Collected data

=-=-=-=-=

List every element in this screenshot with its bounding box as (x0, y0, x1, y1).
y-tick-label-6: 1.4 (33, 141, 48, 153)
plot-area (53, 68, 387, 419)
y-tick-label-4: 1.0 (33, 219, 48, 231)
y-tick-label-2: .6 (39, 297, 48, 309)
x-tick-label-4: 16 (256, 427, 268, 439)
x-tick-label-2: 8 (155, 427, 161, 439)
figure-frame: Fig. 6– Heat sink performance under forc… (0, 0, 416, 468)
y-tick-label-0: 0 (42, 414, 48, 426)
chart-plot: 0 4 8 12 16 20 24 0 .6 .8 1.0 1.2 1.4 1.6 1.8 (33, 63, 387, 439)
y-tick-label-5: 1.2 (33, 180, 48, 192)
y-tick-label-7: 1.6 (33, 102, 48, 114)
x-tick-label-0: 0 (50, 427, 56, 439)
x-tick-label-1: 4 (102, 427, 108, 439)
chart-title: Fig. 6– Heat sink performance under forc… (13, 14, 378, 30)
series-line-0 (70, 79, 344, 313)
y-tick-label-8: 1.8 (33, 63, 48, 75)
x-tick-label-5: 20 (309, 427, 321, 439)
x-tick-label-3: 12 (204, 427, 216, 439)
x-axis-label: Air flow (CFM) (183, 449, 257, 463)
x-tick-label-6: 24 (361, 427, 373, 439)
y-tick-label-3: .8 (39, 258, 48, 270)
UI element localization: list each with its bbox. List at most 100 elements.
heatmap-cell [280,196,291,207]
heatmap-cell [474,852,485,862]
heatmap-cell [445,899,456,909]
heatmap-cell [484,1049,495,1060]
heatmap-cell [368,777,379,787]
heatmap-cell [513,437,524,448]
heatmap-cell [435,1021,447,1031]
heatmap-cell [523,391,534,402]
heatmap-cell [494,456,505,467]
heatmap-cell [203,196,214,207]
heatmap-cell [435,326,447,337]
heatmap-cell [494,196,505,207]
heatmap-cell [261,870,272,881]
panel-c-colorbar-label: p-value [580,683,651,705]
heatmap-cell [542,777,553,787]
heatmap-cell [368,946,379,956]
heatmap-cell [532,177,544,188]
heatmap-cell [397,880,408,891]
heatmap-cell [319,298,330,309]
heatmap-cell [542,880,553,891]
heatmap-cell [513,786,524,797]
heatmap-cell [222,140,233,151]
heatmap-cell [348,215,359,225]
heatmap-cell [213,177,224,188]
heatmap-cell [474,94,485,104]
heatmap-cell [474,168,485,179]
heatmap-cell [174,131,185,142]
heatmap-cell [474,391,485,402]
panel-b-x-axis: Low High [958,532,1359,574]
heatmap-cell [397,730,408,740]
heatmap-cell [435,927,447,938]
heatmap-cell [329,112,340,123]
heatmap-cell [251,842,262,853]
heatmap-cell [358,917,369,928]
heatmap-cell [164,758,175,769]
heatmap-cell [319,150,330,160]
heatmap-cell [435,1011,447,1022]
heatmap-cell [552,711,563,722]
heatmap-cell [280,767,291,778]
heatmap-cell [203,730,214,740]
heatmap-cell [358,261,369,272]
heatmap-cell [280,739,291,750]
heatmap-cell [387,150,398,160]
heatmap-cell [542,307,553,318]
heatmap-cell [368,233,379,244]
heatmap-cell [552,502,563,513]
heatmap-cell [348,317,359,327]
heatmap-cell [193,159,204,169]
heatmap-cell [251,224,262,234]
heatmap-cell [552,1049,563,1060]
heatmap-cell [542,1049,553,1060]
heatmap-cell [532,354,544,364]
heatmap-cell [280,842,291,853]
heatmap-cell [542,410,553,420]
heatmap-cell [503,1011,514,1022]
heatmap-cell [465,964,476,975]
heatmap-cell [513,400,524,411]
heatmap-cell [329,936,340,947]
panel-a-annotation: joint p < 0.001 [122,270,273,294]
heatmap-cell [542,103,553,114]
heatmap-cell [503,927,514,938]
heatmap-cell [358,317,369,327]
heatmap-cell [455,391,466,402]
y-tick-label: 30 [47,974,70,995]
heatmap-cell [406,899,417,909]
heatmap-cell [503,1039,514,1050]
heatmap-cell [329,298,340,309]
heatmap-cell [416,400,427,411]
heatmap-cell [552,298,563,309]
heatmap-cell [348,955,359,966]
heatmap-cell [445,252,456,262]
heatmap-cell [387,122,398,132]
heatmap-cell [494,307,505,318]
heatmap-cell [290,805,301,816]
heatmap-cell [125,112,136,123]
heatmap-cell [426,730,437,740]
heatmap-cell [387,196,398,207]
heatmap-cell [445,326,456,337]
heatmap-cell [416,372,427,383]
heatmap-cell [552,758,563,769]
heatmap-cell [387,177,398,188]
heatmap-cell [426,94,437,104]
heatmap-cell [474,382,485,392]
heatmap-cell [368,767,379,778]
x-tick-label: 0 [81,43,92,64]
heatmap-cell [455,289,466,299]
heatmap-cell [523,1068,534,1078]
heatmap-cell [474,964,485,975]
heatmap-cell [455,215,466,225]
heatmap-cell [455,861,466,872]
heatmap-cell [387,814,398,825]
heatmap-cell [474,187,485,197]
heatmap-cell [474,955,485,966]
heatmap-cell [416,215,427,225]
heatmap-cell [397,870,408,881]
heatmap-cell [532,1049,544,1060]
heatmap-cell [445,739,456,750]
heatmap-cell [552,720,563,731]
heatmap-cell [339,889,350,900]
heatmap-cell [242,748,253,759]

=-=-=-=-=

Stated problem: Recast every line of the entries above as a Markdown table with the columns "Row" and "Line", numbering the rows in order and omitting blank lines.

Exercise response:
| Row | Line |
|---|---|
| 1 | List every element in this screenshot with its bounding box as (x0, y0, x1, y1). |
| 2 | y-tick-label-6: 1.4 (33, 141, 48, 153) |
| 3 | plot-area (53, 68, 387, 419) |
| 4 | y-tick-label-4: 1.0 (33, 219, 48, 231) |
| 5 | y-tick-label-2: .6 (39, 297, 48, 309) |
| 6 | x-tick-label-4: 16 (256, 427, 268, 439) |
| 7 | x-tick-label-2: 8 (155, 427, 161, 439) |
| 8 | figure-frame: Fig. 6– Heat sink performance under forc… (0, 0, 416, 468) |
| 9 | y-tick-label-0: 0 (42, 414, 48, 426) |
| 10 | chart-plot: 0 4 8 12 16 20 24 0 .6 .8 1.0 1.2 1.4 1.6 1.8 (33, 63, 387, 439) |
| 11 | y-tick-label-5: 1.2 (33, 180, 48, 192) |
| 12 | y-tick-label-7: 1.6 (33, 102, 48, 114) |
| 13 | x-tick-label-0: 0 (50, 427, 56, 439) |
| 14 | x-tick-label-1: 4 (102, 427, 108, 439) |
| 15 | chart-title: Fig. 6– Heat sink performance under forc… (13, 14, 378, 30) |
| 16 | series-line-0 (70, 79, 344, 313) |
| 17 | y-tick-label-8: 1.8 (33, 63, 48, 75) |
| 18 | x-tick-label-5: 20 (309, 427, 321, 439) |
| 19 | x-tick-label-3: 12 (204, 427, 216, 439) |
| 20 | x-axis-label: Air flow (CFM) (183, 449, 257, 463) |
| 21 | x-tick-label-6: 24 (361, 427, 373, 439) |
| 22 | y-tick-label-3: .8 (39, 258, 48, 270) |
| 23 | UI element localization: list each with its bbox. List at most 100 elements. |
| 24 | heatmap-cell [280,196,291,207] |
| 25 | heatmap-cell [474,852,485,862] |
| 26 | heatmap-cell [445,899,456,909] |
| 27 | heatmap-cell [484,1049,495,1060] |
| 28 | heatmap-cell [368,777,379,787] |
| 29 | heatmap-cell [513,437,524,448] |
| 30 | heatmap-cell [435,1021,447,1031] |
| 31 | heatmap-cell [523,391,534,402] |
| 32 | heatmap-cell [494,456,505,467] |
| 33 | heatmap-cell [203,196,214,207] |
| 34 | heatmap-cell [435,326,447,337] |
| 35 | heatmap-cell [494,196,505,207] |
| 36 | heatmap-cell [261,870,272,881] |
| 37 | panel-c-colorbar-label: p-value [580,683,651,705] |
| 38 | heatmap-cell [542,777,553,787] |
| 39 | heatmap-cell [368,946,379,956] |
| 40 | heatmap-cell [532,177,544,188] |
| 41 | heatmap-cell [397,880,408,891] |
| 42 | heatmap-cell [319,298,330,309] |
| 43 | heatmap-cell [542,880,553,891] |
| 44 | heatmap-cell [513,786,524,797] |
| 45 | heatmap-cell [222,140,233,151] |
| 46 | heatmap-cell [348,215,359,225] |
| 47 | heatmap-cell [213,177,224,188] |
| 48 | heatmap-cell [474,94,485,104] |
| 49 | heatmap-cell [474,168,485,179] |
| 50 | heatmap-cell [174,131,185,142] |
| 51 | heatmap-cell [474,391,485,402] |
| 52 | panel-b-x-axis: Low High [958,532,1359,574] |
| 53 | heatmap-cell [397,730,408,740] |
| 54 | heatmap-cell [435,927,447,938] |
| 55 | heatmap-cell [329,112,340,123] |
| 56 | heatmap-cell [251,842,262,853] |
| 57 | heatmap-cell [358,917,369,928] |
| 58 | heatmap-cell [164,758,175,769] |
| 59 | heatmap-cell [319,150,330,160] |
| 60 | heatmap-cell [435,1011,447,1022] |
| 61 | heatmap-cell [552,711,563,722] |
| 62 | heatmap-cell [280,767,291,778] |
| 63 | heatmap-cell [203,730,214,740] |
| 64 | heatmap-cell [358,261,369,272] |
| 65 | heatmap-cell [280,739,291,750] |
| 66 | heatmap-cell [387,150,398,160] |
| 67 | heatmap-cell [542,307,553,318] |
| 68 | heatmap-cell [368,233,379,244] |
| 69 | heatmap-cell [552,502,563,513] |
| 70 | heatmap-cell [348,317,359,327] |
| 71 | heatmap-cell [193,159,204,169] |
| 72 | heatmap-cell [251,224,262,234] |
| 73 | heatmap-cell [552,1049,563,1060] |
| 74 | heatmap-cell [542,1049,553,1060] |
| 75 | heatmap-cell [532,354,544,364] |
| 76 | heatmap-cell [280,842,291,853] |
| 77 | heatmap-cell [542,410,553,420] |
| 78 | heatmap-cell [503,1011,514,1022] |
| 79 | heatmap-cell [465,964,476,975] |
| 80 | heatmap-cell [513,400,524,411] |
| 81 | heatmap-cell [329,936,340,947] |
| 82 | panel-a-annotation: joint p < 0.001 [122,270,273,294] |
| 83 | heatmap-cell [542,103,553,114] |
| 84 | heatmap-cell [503,927,514,938] |
| 85 | heatmap-cell [358,317,369,327] |
| 86 | heatmap-cell [455,391,466,402] |
| 87 | y-tick-label: 30 [47,974,70,995] |
| 88 | heatmap-cell [406,899,417,909] |
| 89 | heatmap-cell [503,1039,514,1050] |
| 90 | heatmap-cell [329,298,340,309] |
| 91 | heatmap-cell [416,400,427,411] |
| 92 | heatmap-cell [552,298,563,309] |
| 93 | heatmap-cell [348,955,359,966] |
| 94 | heatmap-cell [445,252,456,262] |
| 95 | heatmap-cell [387,122,398,132] |
| 96 | heatmap-cell [494,307,505,318] |
| 97 | heatmap-cell [290,805,301,816] |
| 98 | heatmap-cell [125,112,136,123] |
| 99 | heatmap-cell [426,730,437,740] |
| 100 | heatmap-cell [387,196,398,207] |
| 101 | heatmap-cell [445,326,456,337] |
| 102 | heatmap-cell [416,372,427,383] |
| 103 | heatmap-cell [552,758,563,769] |
| 104 | heatmap-cell [387,177,398,188] |
| 105 | heatmap-cell [426,94,437,104] |
| 106 | heatmap-cell [474,382,485,392] |
| 107 | heatmap-cell [368,767,379,778] |
| 108 | x-tick-label: 0 [81,43,92,64] |
| 109 | heatmap-cell [455,289,466,299] |
| 110 | heatmap-cell [523,1068,534,1078] |
| 111 | heatmap-cell [474,964,485,975] |
| 112 | heatmap-cell [455,215,466,225] |
| 113 | heatmap-cell [455,861,466,872] |
| 114 | heatmap-cell [387,814,398,825] |
| 115 | heatmap-cell [474,187,485,197] |
| 116 | heatmap-cell [474,955,485,966] |
| 117 | heatmap-cell [416,215,427,225] |
| 118 | heatmap-cell [397,870,408,881] |
| 119 | heatmap-cell [532,1049,544,1060] |
| 120 | heatmap-cell [445,739,456,750] |
| 121 | heatmap-cell [552,720,563,731] |
| 122 | heatmap-cell [339,889,350,900] |
| 123 | heatmap-cell [242,748,253,759] |